═════ GIVEN DATA ═════

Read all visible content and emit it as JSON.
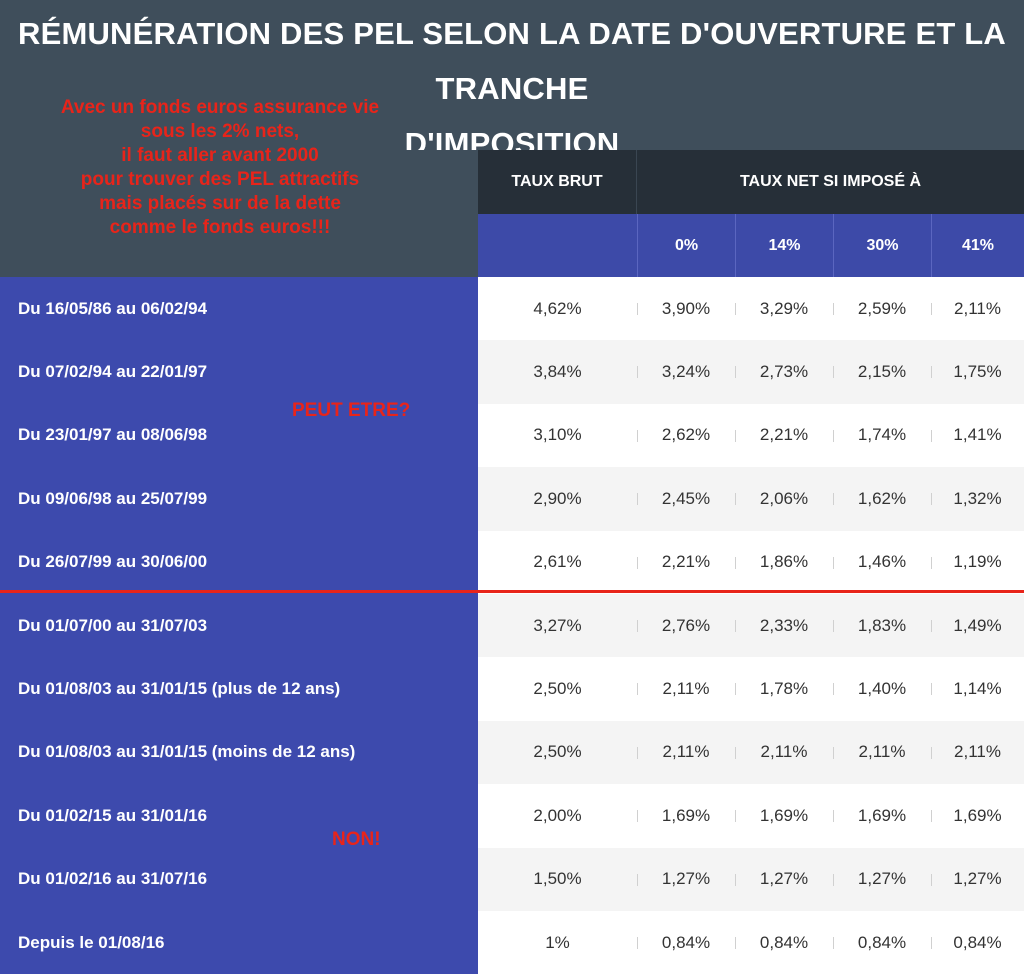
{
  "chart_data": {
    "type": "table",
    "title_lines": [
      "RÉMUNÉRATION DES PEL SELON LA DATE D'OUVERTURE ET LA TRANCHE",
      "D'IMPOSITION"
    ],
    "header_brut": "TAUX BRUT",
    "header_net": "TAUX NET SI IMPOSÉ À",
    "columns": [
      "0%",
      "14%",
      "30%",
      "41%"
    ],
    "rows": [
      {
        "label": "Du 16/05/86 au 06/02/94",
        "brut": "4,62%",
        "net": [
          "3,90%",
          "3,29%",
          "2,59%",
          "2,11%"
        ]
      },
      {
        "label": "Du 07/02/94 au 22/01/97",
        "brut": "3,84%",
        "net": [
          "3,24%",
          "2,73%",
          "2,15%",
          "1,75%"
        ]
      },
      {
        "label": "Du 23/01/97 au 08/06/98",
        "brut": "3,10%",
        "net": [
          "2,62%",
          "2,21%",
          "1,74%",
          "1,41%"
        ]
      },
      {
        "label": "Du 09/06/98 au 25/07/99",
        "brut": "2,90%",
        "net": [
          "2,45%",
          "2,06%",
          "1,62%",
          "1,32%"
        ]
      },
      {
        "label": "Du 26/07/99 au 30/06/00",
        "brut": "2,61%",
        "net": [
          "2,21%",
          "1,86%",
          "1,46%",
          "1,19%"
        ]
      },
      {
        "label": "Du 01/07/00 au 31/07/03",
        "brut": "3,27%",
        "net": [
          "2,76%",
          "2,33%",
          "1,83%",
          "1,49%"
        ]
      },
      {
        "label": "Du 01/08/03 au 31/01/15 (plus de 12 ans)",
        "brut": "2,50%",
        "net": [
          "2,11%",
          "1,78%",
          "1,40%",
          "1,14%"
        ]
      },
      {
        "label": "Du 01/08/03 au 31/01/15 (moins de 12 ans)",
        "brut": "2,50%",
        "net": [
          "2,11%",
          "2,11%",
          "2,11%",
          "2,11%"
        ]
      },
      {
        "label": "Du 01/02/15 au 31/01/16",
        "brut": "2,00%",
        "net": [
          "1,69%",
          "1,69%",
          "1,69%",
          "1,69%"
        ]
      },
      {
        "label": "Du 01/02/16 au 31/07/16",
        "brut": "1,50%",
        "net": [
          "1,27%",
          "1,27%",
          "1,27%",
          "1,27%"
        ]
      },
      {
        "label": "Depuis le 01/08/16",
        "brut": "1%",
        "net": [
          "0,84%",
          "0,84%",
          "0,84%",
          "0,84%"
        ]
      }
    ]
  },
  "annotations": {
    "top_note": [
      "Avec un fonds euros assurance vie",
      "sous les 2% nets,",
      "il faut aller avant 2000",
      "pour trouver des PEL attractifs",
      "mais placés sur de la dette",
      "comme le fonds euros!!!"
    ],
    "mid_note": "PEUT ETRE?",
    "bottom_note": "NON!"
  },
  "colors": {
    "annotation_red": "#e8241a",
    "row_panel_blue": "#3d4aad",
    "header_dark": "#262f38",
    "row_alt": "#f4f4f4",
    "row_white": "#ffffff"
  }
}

═════
═════ GIVEN DATA ═════

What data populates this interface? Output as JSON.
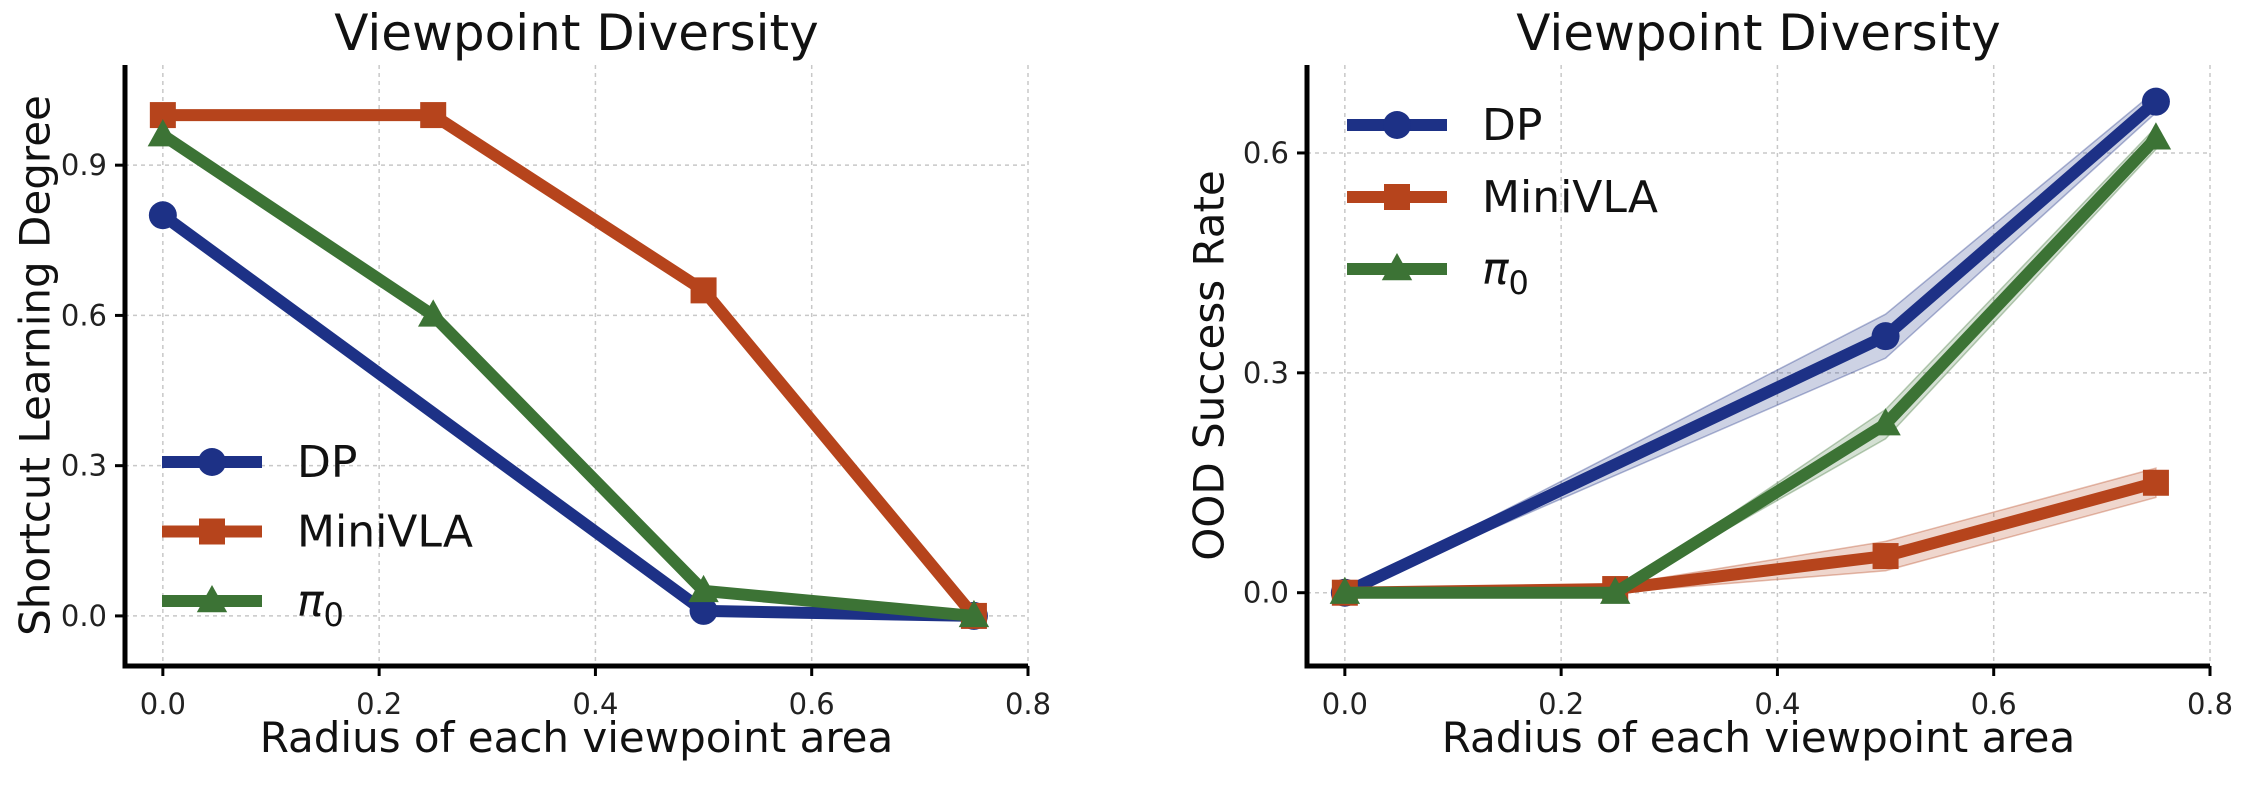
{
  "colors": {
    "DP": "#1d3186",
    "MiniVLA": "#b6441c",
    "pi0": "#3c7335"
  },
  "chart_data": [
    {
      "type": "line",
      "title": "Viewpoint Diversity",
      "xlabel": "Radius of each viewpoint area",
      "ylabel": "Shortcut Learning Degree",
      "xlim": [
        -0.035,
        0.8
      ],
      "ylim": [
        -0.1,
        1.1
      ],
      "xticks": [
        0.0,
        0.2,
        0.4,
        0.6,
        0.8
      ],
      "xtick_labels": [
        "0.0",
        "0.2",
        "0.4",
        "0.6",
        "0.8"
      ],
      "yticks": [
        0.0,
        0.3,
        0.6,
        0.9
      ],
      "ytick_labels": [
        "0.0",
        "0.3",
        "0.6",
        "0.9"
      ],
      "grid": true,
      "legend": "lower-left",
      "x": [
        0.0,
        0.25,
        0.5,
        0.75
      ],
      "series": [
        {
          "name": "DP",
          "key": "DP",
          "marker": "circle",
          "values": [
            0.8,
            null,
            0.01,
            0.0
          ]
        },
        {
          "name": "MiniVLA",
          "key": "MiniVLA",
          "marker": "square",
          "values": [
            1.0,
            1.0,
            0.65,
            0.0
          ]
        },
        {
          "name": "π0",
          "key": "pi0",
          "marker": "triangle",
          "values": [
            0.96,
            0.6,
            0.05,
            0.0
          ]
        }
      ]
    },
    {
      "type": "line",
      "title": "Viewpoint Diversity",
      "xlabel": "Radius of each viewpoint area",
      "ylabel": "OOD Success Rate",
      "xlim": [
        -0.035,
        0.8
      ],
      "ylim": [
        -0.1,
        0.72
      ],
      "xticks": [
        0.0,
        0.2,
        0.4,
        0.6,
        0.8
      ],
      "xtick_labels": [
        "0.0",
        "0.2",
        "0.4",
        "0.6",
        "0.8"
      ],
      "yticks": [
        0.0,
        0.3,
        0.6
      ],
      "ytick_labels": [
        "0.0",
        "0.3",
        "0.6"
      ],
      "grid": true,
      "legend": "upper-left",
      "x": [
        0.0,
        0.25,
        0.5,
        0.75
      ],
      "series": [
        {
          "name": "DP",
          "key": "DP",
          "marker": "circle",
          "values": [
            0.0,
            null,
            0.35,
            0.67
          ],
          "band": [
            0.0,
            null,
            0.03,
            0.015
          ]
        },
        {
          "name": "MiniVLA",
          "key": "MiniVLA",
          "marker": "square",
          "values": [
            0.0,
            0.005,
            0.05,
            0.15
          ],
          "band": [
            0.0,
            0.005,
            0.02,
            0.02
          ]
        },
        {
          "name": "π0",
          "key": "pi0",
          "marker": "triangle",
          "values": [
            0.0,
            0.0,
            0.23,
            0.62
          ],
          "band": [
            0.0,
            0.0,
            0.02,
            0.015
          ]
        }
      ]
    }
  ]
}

═════

WHAT NEEDS TO BE DONE:
State how many lines above contain the string "ylabel", with no other words.

RESULT FOR THIS EXERCISE:
2